Locate the word "Michael" in the material, then show every line that holds it.

== Available records

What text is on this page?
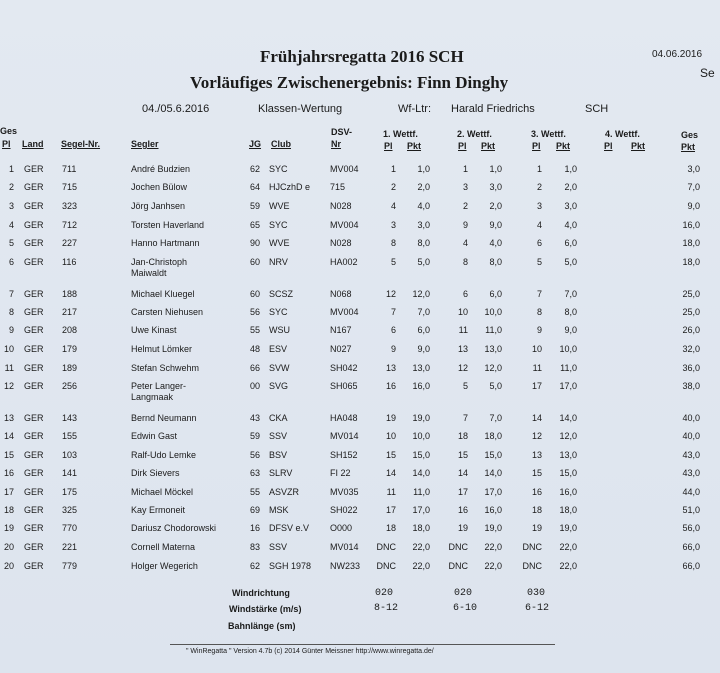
Frühjahrsregatta 2016 SCH
Vorläufiges Zwischenergebnis: Finn Dinghy
04.06.2016
Se
04./05.6.2016	Klassen-Wertung	Wf-Ltr: Harald Friedrichs	SCH
Ges
Pl Land Segel-Nr.	Segler	JG Club
DSV-
Nr
1. Wettf.
Pl Pkt
2. Wettf.
Pl Pkt
3. Wettf.
Pl Pkt
4. Wettf.
Pl Pkt
Ges
Pkt
1 GER	711	André Budzien	62 SYC	MV004	1	1,0	1	1,0	1	1,0	3,0
2 GER	715	Jochen Bülow	64 HJCzhD e	715	2	2,0	3	3,0	2	2,0	7,0
3 GER	323	Jörg Janhsen	59 WVE	N028	4	4,0	2	2,0	3	3,0	9,0
4 GER	712	Torsten Haverland	65 SYC	MV004	3	3,0	9	9,0	4	4,0	16,0
5 GER	227	Hanno Hartmann	90 WVE	N028	8	8,0	4	4,0	6	6,0	18,0
6 GER	116	Jan-Christoph	60 NRV	HA002	5	5,0	8	8,0	5	5,0	18,0
Maiwaldt
7 GER	188	Michael Kluegel	60 SCSZ	N068	12	12,0	6	6,0	7	7,0	25,0
8 GER	217	Carsten Niehusen	56 SYC	MV004	7	7,0	10	10,0	8	8,0	25,0
9 GER	208	Uwe Kinast	55 WSU	N167	6	6,0	11	11,0	9	9,0	26,0
10 GER	179	Helmut Lömker	48 ESV	N027	9	9,0	13	13,0	10	10,0	32,0
11 GER	189	Stefan Schwehm	66 SVW	SH042	13	13,0	12	12,0	11	11,0	36,0
12 GER	256	Peter Langer-	00 SVG	SH065	16	16,0	5	5,0	17	17,0	38,0
Langmaak
13 GER	143	Bernd Neumann	43 CKA	HA048	19	19,0	7	7,0	14	14,0	40,0
14 GER	155	Edwin Gast	59 SSV	MV014	10	10,0	18	18,0	12	12,0	40,0
15 GER	103	Ralf-Udo Lemke	56 BSV	SH152	15	15,0	15	15,0	13	13,0	43,0
16 GER	141	Dirk Sievers	63 SLRV	FI 22	14	14,0	14	14,0	15	15,0	43,0
17 GER	175	Michael Möckel	55 ASVZR	MV035	11	11,0	17	17,0	16	16,0	44,0
18 GER	325	Kay Ermoneit	69 MSK	SH022	17	17,0	16	16,0	18	18,0	51,0
19 GER	770	Dariusz Chodorowski	16 DFSV e.V	O000	18	18,0	19	19,0	19	19,0	56,0
20 GER	221	Cornell Materna	83 SSV	MV014	DNC	22,0 DNC	22,0 DNC	22,0	66,0
20 GER	779	Holger Wegerich	62 SGH 1978	NW233	DNC	22,0 DNC	22,0 DNC	22,0	66,0
Windrichtung	020	020	030
Windstärke (m/s)	8-12	6-10	6-12
Bahnlänge (sm)
" WinRegatta " Version 4.7b (c) 2014 Günter Meissner http://www.winregatta.de/
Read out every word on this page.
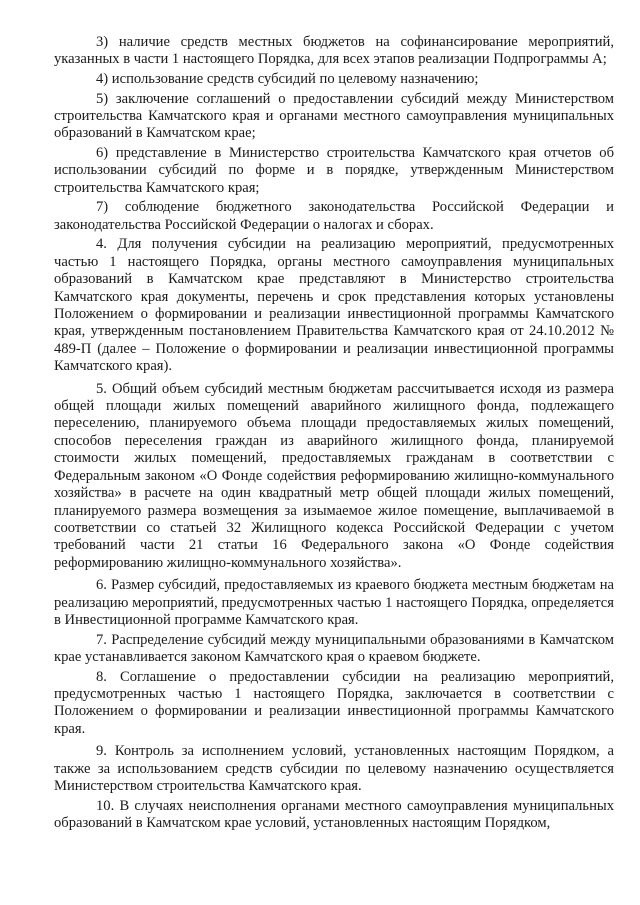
3) наличие средств местных бюджетов на софинансирование мероприятий, указанных в части 1 настоящего Порядка, для всех этапов реализации Подпрограммы А;

4) использование средств субсидий по целевому назначению;

5) заключение соглашений о предоставлении субсидий между Министерством строительства Камчатского края и органами местного самоуправления муниципальных образований в Камчатском крае;

6) представление в Министерство строительства Камчатского края отчетов об использовании субсидий по форме и в порядке, утвержденным Министерством строительства Камчатского края;

7) соблюдение бюджетного законодательства Российской Федерации и законодательства Российской Федерации о налогах и сборах.

4. Для получения субсидии на реализацию мероприятий, предусмотренных частью 1 настоящего Порядка, органы местного самоуправления муниципальных образований в Камчатском крае представляют в Министерство строительства Камчатского края документы, перечень и срок представления которых установлены Положением о формировании и реализации инвестиционной программы Камчатского края, утвержденным постановлением Правительства Камчатского края от 24.10.2012 № 489-П (далее – Положение о формировании и реализации инвестиционной программы Камчатского края).

5. Общий объем субсидий местным бюджетам рассчитывается исходя из размера общей площади жилых помещений аварийного жилищного фонда, подлежащего переселению, планируемого объема площади предоставляемых жилых помещений, способов переселения граждан из аварийного жилищного фонда, планируемой стоимости жилых помещений, предоставляемых гражданам в соответствии с Федеральным законом «О Фонде содействия реформированию жилищно-коммунального хозяйства» в расчете на один квадратный метр общей площади жилых помещений, планируемого размера возмещения за изымаемое жилое помещение, выплачиваемой в соответствии со статьей 32 Жилищного кодекса Российской Федерации с учетом требований части 21 статьи 16 Федерального закона «О Фонде содействия реформированию жилищно-коммунального хозяйства».

6. Размер субсидий, предоставляемых из краевого бюджета местным бюджетам на реализацию мероприятий, предусмотренных частью 1 настоящего Порядка, определяется в Инвестиционной программе Камчатского края.

7. Распределение субсидий между муниципальными образованиями в Камчатском крае устанавливается законом Камчатского края о краевом бюджете.

8. Соглашение о предоставлении субсидии на реализацию мероприятий, предусмотренных частью 1 настоящего Порядка, заключается в соответствии с Положением о формировании и реализации инвестиционной программы Камчатского края.

9. Контроль за исполнением условий, установленных настоящим Порядком, а также за использованием средств субсидии по целевому назначению осуществляется Министерством строительства Камчатского края.

10. В случаях неисполнения органами местного самоуправления муниципальных образований в Камчатском крае условий, установленных настоящим Порядком,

====

Solution to this task:
7 GER	188	Michael Kluegel	60 SCSZ	N068	12	12,0	6	6,0	7	7,0	25,0
17 GER	175	Michael Möckel	55 ASVZR	MV035	11	11,0	17	17,0	16	16,0	44,0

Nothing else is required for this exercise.